Recorded data
§ §
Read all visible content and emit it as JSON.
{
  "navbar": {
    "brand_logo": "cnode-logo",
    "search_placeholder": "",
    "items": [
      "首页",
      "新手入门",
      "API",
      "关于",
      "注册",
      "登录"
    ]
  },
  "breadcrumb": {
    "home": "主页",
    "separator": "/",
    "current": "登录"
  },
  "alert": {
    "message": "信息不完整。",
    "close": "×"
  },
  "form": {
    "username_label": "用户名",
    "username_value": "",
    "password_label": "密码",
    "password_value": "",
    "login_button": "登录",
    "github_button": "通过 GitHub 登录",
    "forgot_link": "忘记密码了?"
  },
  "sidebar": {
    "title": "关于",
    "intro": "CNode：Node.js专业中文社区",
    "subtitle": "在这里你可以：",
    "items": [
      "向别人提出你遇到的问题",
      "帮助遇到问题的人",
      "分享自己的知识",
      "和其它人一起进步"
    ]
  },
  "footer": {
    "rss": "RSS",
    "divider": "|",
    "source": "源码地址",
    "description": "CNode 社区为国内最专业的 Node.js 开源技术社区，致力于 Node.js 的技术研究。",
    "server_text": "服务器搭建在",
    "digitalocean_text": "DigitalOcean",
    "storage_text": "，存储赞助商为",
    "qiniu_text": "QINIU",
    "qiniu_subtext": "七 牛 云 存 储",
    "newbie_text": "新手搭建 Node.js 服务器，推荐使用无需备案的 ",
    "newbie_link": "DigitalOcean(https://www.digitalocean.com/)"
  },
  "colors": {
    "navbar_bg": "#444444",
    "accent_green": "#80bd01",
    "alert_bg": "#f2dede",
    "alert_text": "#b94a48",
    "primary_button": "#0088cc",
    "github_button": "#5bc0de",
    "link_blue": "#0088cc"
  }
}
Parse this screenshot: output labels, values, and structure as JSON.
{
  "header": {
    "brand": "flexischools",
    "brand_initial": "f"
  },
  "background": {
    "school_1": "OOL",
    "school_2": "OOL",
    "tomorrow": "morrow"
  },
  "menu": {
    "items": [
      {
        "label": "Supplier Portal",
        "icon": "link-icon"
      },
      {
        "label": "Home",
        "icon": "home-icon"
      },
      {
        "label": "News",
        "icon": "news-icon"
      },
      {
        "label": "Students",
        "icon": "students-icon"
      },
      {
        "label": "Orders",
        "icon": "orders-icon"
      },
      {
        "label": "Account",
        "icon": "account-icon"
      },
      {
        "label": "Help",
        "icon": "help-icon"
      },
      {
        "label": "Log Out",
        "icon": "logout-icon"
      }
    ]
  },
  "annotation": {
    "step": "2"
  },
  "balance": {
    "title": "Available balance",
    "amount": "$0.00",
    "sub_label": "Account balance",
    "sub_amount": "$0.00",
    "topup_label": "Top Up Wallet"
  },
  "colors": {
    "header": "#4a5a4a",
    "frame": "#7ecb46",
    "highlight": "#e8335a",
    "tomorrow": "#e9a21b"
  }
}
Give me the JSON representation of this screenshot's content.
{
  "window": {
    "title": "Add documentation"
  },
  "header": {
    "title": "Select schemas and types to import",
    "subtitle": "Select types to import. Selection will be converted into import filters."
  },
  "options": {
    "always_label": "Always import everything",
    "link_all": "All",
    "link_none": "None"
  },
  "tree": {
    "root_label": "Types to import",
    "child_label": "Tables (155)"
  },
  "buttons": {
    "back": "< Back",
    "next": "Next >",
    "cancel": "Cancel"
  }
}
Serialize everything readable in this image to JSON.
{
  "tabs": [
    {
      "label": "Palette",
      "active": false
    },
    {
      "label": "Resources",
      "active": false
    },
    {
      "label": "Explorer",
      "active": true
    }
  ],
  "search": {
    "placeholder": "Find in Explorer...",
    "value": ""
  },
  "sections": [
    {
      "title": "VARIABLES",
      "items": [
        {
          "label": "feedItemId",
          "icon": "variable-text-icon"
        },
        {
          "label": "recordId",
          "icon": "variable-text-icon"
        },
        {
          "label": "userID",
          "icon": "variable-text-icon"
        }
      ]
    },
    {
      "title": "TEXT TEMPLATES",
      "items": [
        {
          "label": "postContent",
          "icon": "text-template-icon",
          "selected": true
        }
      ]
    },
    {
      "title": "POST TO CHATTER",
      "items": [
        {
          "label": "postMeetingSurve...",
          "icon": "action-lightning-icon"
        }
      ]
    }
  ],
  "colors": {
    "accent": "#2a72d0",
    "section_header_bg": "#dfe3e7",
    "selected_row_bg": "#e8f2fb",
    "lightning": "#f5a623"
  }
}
§ §
- Stated exercise:
Reproduce all of the records exactly.

- Written response:
Read all visible content and emit it as JSON.
{
  "navbar": {
    "brand_logo": "cnode-logo",
    "search_placeholder": "",
    "items": [
      "首页",
      "新手入门",
      "API",
      "关于",
      "注册",
      "登录"
    ]
  },
  "breadcrumb": {
    "home": "主页",
    "separator": "/",
    "current": "登录"
  },
  "alert": {
    "message": "信息不完整。",
    "close": "×"
  },
  "form": {
    "username_label": "用户名",
    "username_value": "",
    "password_label": "密码",
    "password_value": "",
    "login_button": "登录",
    "github_button": "通过 GitHub 登录",
    "forgot_link": "忘记密码了?"
  },
  "sidebar": {
    "title": "关于",
    "intro": "CNode：Node.js专业中文社区",
    "subtitle": "在这里你可以：",
    "items": [
      "向别人提出你遇到的问题",
      "帮助遇到问题的人",
      "分享自己的知识",
      "和其它人一起进步"
    ]
  },
  "footer": {
    "rss": "RSS",
    "divider": "|",
    "source": "源码地址",
    "description": "CNode 社区为国内最专业的 Node.js 开源技术社区，致力于 Node.js 的技术研究。",
    "server_text": "服务器搭建在",
    "digitalocean_text": "DigitalOcean",
    "storage_text": "，存储赞助商为",
    "qiniu_text": "QINIU",
    "qiniu_subtext": "七 牛 云 存 储",
    "newbie_text": "新手搭建 Node.js 服务器，推荐使用无需备案的 ",
    "newbie_link": "DigitalOcean(https://www.digitalocean.com/)"
  },
  "colors": {
    "navbar_bg": "#444444",
    "accent_green": "#80bd01",
    "alert_bg": "#f2dede",
    "alert_text": "#b94a48",
    "primary_button": "#0088cc",
    "github_button": "#5bc0de",
    "link_blue": "#0088cc"
  }
}
Parse this screenshot: output labels, values, and structure as JSON.
{
  "header": {
    "brand": "flexischools",
    "brand_initial": "f"
  },
  "background": {
    "school_1": "OOL",
    "school_2": "OOL",
    "tomorrow": "morrow"
  },
  "menu": {
    "items": [
      {
        "label": "Supplier Portal",
        "icon": "link-icon"
      },
      {
        "label": "Home",
        "icon": "home-icon"
      },
      {
        "label": "News",
        "icon": "news-icon"
      },
      {
        "label": "Students",
        "icon": "students-icon"
      },
      {
        "label": "Orders",
        "icon": "orders-icon"
      },
      {
        "label": "Account",
        "icon": "account-icon"
      },
      {
        "label": "Help",
        "icon": "help-icon"
      },
      {
        "label": "Log Out",
        "icon": "logout-icon"
      }
    ]
  },
  "annotation": {
    "step": "2"
  },
  "balance": {
    "title": "Available balance",
    "amount": "$0.00",
    "sub_label": "Account balance",
    "sub_amount": "$0.00",
    "topup_label": "Top Up Wallet"
  },
  "colors": {
    "header": "#4a5a4a",
    "frame": "#7ecb46",
    "highlight": "#e8335a",
    "tomorrow": "#e9a21b"
  }
}
Give me the JSON representation of this screenshot's content.
{
  "window": {
    "title": "Add documentation"
  },
  "header": {
    "title": "Select schemas and types to import",
    "subtitle": "Select types to import. Selection will be converted into import filters."
  },
  "options": {
    "always_label": "Always import everything",
    "link_all": "All",
    "link_none": "None"
  },
  "tree": {
    "root_label": "Types to import",
    "child_label": "Tables (155)"
  },
  "buttons": {
    "back": "< Back",
    "next": "Next >",
    "cancel": "Cancel"
  }
}
Serialize everything readable in this image to JSON.
{
  "tabs": [
    {
      "label": "Palette",
      "active": false
    },
    {
      "label": "Resources",
      "active": false
    },
    {
      "label": "Explorer",
      "active": true
    }
  ],
  "search": {
    "placeholder": "Find in Explorer...",
    "value": ""
  },
  "sections": [
    {
      "title": "VARIABLES",
      "items": [
        {
          "label": "feedItemId",
          "icon": "variable-text-icon"
        },
        {
          "label": "recordId",
          "icon": "variable-text-icon"
        },
        {
          "label": "userID",
          "icon": "variable-text-icon"
        }
      ]
    },
    {
      "title": "TEXT TEMPLATES",
      "items": [
        {
          "label": "postContent",
          "icon": "text-template-icon",
          "selected": true
        }
      ]
    },
    {
      "title": "POST TO CHATTER",
      "items": [
        {
          "label": "postMeetingSurve...",
          "icon": "action-lightning-icon"
        }
      ]
    }
  ],
  "colors": {
    "accent": "#2a72d0",
    "section_header_bg": "#dfe3e7",
    "selected_row_bg": "#e8f2fb",
    "lightning": "#f5a623"
  }
}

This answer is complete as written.